Recorded data:
************
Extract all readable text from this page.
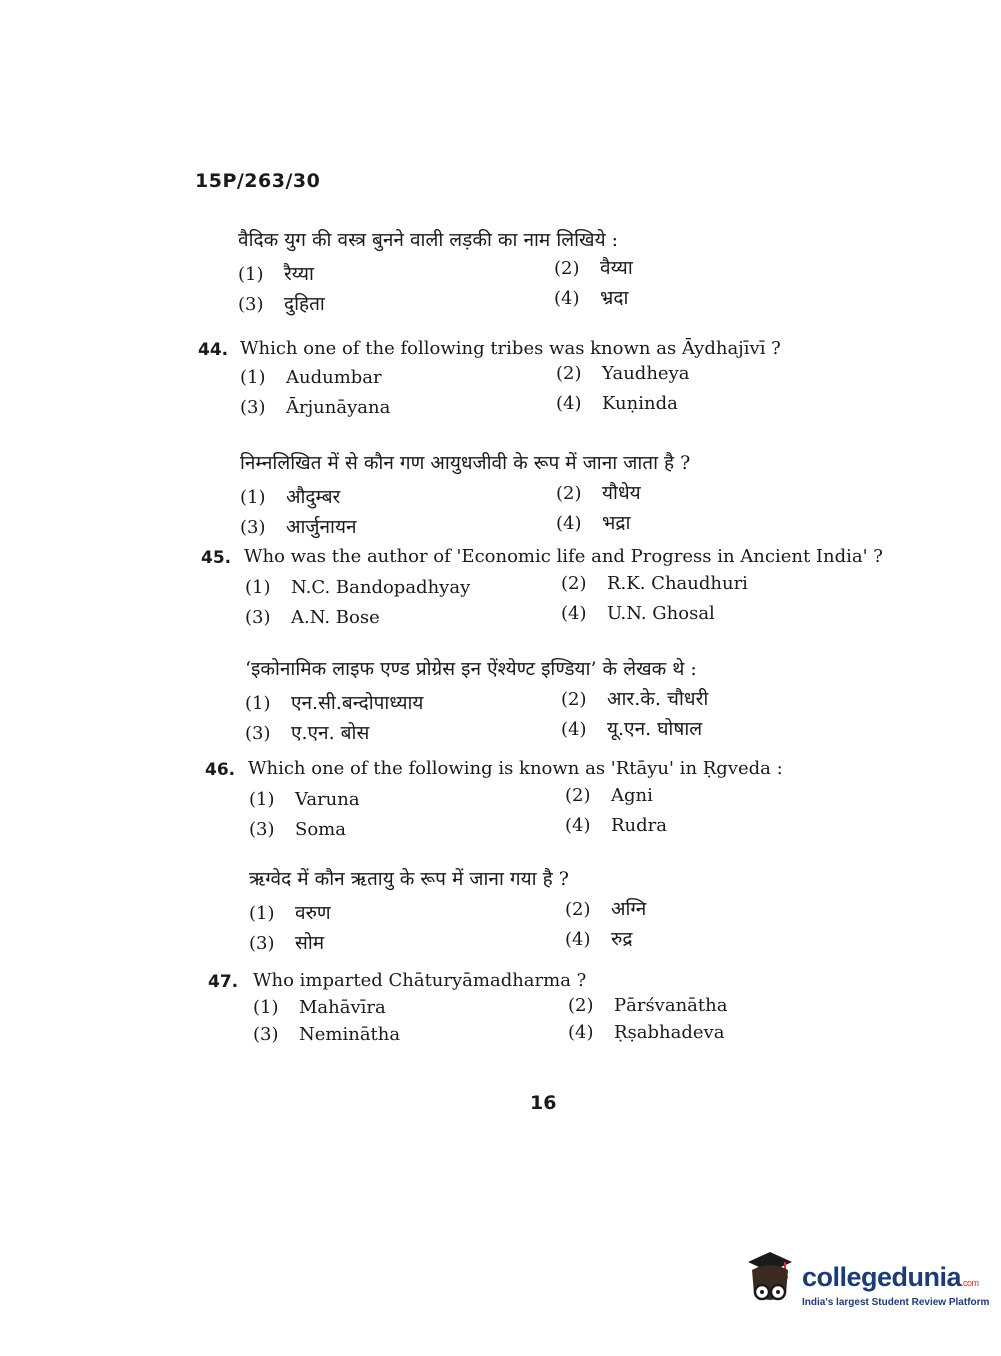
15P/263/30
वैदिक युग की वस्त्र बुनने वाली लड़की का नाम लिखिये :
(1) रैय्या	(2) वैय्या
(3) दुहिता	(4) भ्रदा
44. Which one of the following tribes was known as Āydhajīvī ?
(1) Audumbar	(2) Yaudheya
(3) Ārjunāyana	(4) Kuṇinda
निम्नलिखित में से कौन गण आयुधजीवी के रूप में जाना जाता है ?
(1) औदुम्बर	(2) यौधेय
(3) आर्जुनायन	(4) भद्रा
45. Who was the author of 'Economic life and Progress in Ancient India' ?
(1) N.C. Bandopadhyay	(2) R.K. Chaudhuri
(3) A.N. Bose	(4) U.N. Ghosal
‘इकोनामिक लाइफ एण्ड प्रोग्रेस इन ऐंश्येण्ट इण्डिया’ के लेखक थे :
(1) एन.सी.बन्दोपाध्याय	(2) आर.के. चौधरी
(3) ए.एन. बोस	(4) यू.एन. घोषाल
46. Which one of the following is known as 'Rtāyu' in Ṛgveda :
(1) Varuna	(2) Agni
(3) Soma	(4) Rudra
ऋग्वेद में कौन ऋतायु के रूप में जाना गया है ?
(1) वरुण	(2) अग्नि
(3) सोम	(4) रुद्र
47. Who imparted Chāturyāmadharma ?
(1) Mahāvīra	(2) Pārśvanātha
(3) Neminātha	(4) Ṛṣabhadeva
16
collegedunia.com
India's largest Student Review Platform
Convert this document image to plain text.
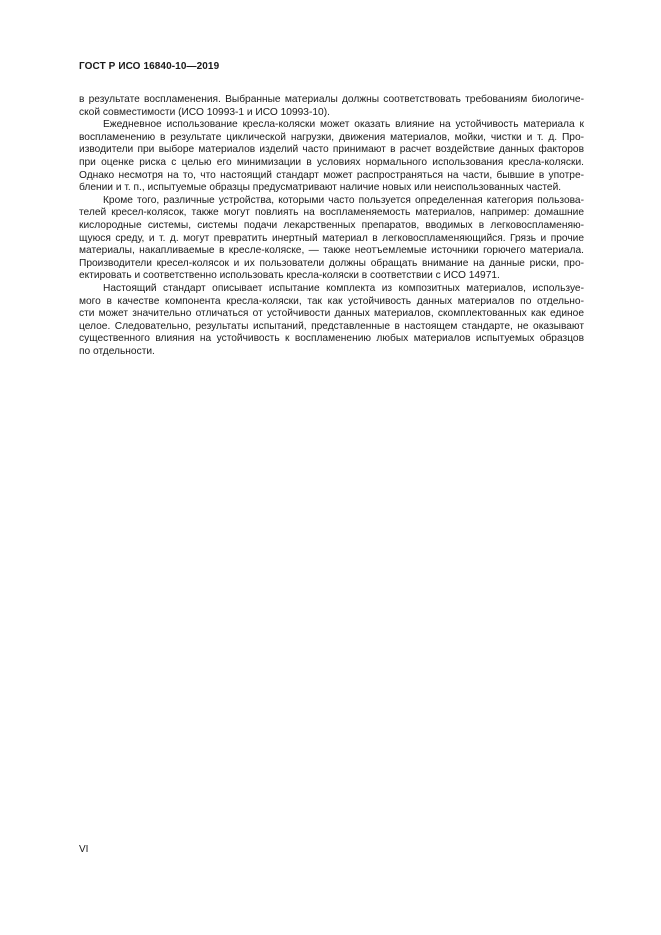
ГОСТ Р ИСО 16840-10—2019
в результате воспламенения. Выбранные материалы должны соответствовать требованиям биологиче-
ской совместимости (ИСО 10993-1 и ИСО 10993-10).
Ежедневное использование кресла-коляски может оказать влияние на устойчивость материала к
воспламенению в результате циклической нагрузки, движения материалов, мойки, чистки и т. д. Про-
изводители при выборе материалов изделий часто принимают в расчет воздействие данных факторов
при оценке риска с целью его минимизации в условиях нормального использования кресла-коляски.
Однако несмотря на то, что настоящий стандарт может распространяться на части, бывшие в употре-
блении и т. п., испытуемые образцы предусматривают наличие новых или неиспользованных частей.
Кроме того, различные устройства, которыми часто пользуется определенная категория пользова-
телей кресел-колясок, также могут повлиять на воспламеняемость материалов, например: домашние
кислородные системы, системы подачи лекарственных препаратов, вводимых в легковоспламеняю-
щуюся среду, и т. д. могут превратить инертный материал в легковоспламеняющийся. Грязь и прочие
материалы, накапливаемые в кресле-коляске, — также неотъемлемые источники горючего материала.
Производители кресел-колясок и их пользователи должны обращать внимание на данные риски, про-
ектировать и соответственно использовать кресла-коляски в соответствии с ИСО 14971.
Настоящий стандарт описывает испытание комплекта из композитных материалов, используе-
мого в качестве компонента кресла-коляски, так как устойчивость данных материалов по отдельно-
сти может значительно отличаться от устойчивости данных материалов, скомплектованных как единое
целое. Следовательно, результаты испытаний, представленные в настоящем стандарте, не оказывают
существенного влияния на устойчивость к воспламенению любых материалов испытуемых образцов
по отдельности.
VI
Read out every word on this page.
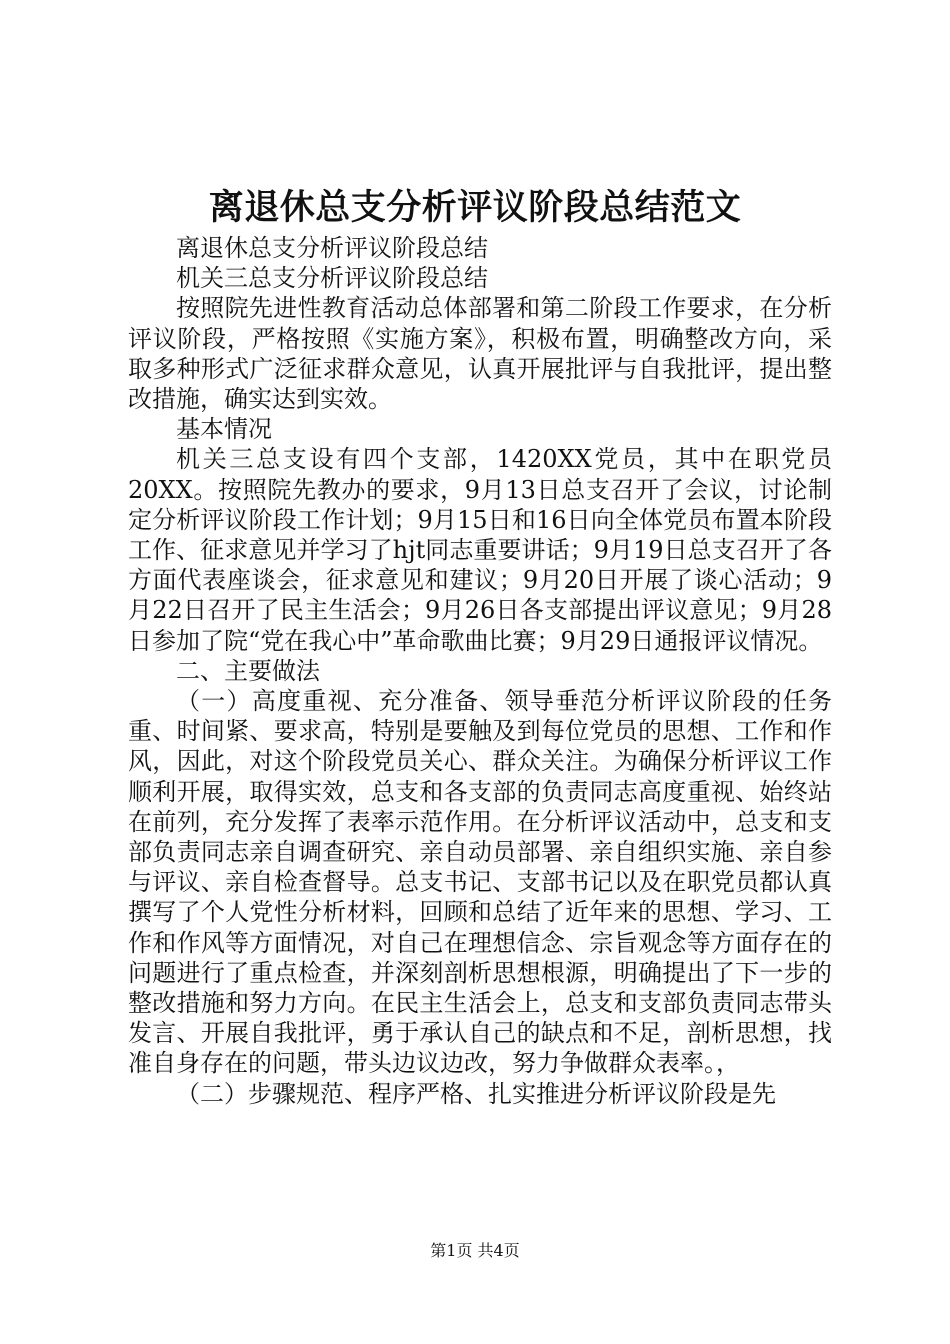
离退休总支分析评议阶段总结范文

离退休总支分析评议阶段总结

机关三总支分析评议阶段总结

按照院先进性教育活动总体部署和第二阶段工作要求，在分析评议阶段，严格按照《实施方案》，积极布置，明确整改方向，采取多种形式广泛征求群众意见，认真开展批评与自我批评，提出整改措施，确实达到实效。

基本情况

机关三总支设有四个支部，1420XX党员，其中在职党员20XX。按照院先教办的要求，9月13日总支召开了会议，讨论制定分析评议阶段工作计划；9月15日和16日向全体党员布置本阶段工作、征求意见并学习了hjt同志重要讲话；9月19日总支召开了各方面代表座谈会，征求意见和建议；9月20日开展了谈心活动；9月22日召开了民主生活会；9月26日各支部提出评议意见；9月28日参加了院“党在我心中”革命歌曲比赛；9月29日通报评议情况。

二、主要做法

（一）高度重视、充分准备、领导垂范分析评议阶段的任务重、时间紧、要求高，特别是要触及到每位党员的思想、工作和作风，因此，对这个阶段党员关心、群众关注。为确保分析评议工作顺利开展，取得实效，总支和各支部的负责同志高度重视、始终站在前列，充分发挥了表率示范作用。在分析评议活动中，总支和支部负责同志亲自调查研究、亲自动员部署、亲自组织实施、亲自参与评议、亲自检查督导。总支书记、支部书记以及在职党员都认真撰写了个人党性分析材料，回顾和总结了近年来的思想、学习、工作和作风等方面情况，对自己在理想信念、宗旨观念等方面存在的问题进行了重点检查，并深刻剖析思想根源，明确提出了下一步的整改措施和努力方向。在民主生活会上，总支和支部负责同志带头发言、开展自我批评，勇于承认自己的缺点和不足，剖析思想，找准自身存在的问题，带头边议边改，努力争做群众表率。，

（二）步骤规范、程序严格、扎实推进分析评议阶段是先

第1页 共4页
************
All of the material above should be reproduced exactly, except the pictures.

Extract all readable text from this page.
15P/263/30
वैदिक युग की वस्त्र बुनने वाली लड़की का नाम लिखिये :
(1) रैय्या	(2) वैय्या
(3) दुहिता	(4) भ्रदा
44. Which one of the following tribes was known as Āydhajīvī ?
(1) Audumbar	(2) Yaudheya
(3) Ārjunāyana	(4) Kuṇinda
निम्नलिखित में से कौन गण आयुधजीवी के रूप में जाना जाता है ?
(1) औदुम्बर	(2) यौधेय
(3) आर्जुनायन	(4) भद्रा
45. Who was the author of 'Economic life and Progress in Ancient India' ?
(1) N.C. Bandopadhyay	(2) R.K. Chaudhuri
(3) A.N. Bose	(4) U.N. Ghosal
‘इकोनामिक लाइफ एण्ड प्रोग्रेस इन ऐंश्येण्ट इण्डिया’ के लेखक थे :
(1) एन.सी.बन्दोपाध्याय	(2) आर.के. चौधरी
(3) ए.एन. बोस	(4) यू.एन. घोषाल
46. Which one of the following is known as 'Rtāyu' in Ṛgveda :
(1) Varuna	(2) Agni
(3) Soma	(4) Rudra
ऋग्वेद में कौन ऋतायु के रूप में जाना गया है ?
(1) वरुण	(2) अग्नि
(3) सोम	(4) रुद्र
47. Who imparted Chāturyāmadharma ?
(1) Mahāvīra	(2) Pārśvanātha
(3) Neminātha	(4) Ṛṣabhadeva
16
collegedunia.com
India's largest Student Review Platform
Convert this document image to plain text.
ГОСТ Р ИСО 16840-10—2019
в результате воспламенения. Выбранные материалы должны соответствовать требованиям биологиче-
ской совместимости (ИСО 10993-1 и ИСО 10993-10).
Ежедневное использование кресла-коляски может оказать влияние на устойчивость материала к
воспламенению в результате циклической нагрузки, движения материалов, мойки, чистки и т. д. Про-
изводители при выборе материалов изделий часто принимают в расчет воздействие данных факторов
при оценке риска с целью его минимизации в условиях нормального использования кресла-коляски.
Однако несмотря на то, что настоящий стандарт может распространяться на части, бывшие в употре-
блении и т. п., испытуемые образцы предусматривают наличие новых или неиспользованных частей.
Кроме того, различные устройства, которыми часто пользуется определенная категория пользова-
телей кресел-колясок, также могут повлиять на воспламеняемость материалов, например: домашние
кислородные системы, системы подачи лекарственных препаратов, вводимых в легковоспламеняю-
щуюся среду, и т. д. могут превратить инертный материал в легковоспламеняющийся. Грязь и прочие
материалы, накапливаемые в кресле-коляске, — также неотъемлемые источники горючего материала.
Производители кресел-колясок и их пользователи должны обращать внимание на данные риски, про-
ектировать и соответственно использовать кресла-коляски в соответствии с ИСО 14971.
Настоящий стандарт описывает испытание комплекта из композитных материалов, используе-
мого в качестве компонента кресла-коляски, так как устойчивость данных материалов по отдельно-
сти может значительно отличаться от устойчивости данных материалов, скомплектованных как единое
целое. Следовательно, результаты испытаний, представленные в настоящем стандарте, не оказывают
существенного влияния на устойчивость к воспламенению любых материалов испытуемых образцов
по отдельности.
VI
Read out every word on this page.
离退休总支分析评议阶段总结范文

离退休总支分析评议阶段总结

机关三总支分析评议阶段总结

按照院先进性教育活动总体部署和第二阶段工作要求，在分析评议阶段，严格按照《实施方案》，积极布置，明确整改方向，采取多种形式广泛征求群众意见，认真开展批评与自我批评，提出整改措施，确实达到实效。

基本情况

机关三总支设有四个支部，1420XX党员，其中在职党员20XX。按照院先教办的要求，9月13日总支召开了会议，讨论制定分析评议阶段工作计划；9月15日和16日向全体党员布置本阶段工作、征求意见并学习了hjt同志重要讲话；9月19日总支召开了各方面代表座谈会，征求意见和建议；9月20日开展了谈心活动；9月22日召开了民主生活会；9月26日各支部提出评议意见；9月28日参加了院“党在我心中”革命歌曲比赛；9月29日通报评议情况。

二、主要做法

（一）高度重视、充分准备、领导垂范分析评议阶段的任务重、时间紧、要求高，特别是要触及到每位党员的思想、工作和作风，因此，对这个阶段党员关心、群众关注。为确保分析评议工作顺利开展，取得实效，总支和各支部的负责同志高度重视、始终站在前列，充分发挥了表率示范作用。在分析评议活动中，总支和支部负责同志亲自调查研究、亲自动员部署、亲自组织实施、亲自参与评议、亲自检查督导。总支书记、支部书记以及在职党员都认真撰写了个人党性分析材料，回顾和总结了近年来的思想、学习、工作和作风等方面情况，对自己在理想信念、宗旨观念等方面存在的问题进行了重点检查，并深刻剖析思想根源，明确提出了下一步的整改措施和努力方向。在民主生活会上，总支和支部负责同志带头发言、开展自我批评，勇于承认自己的缺点和不足，剖析思想，找准自身存在的问题，带头边议边改，努力争做群众表率。，

（二）步骤规范、程序严格、扎实推进分析评议阶段是先

第1页 共4页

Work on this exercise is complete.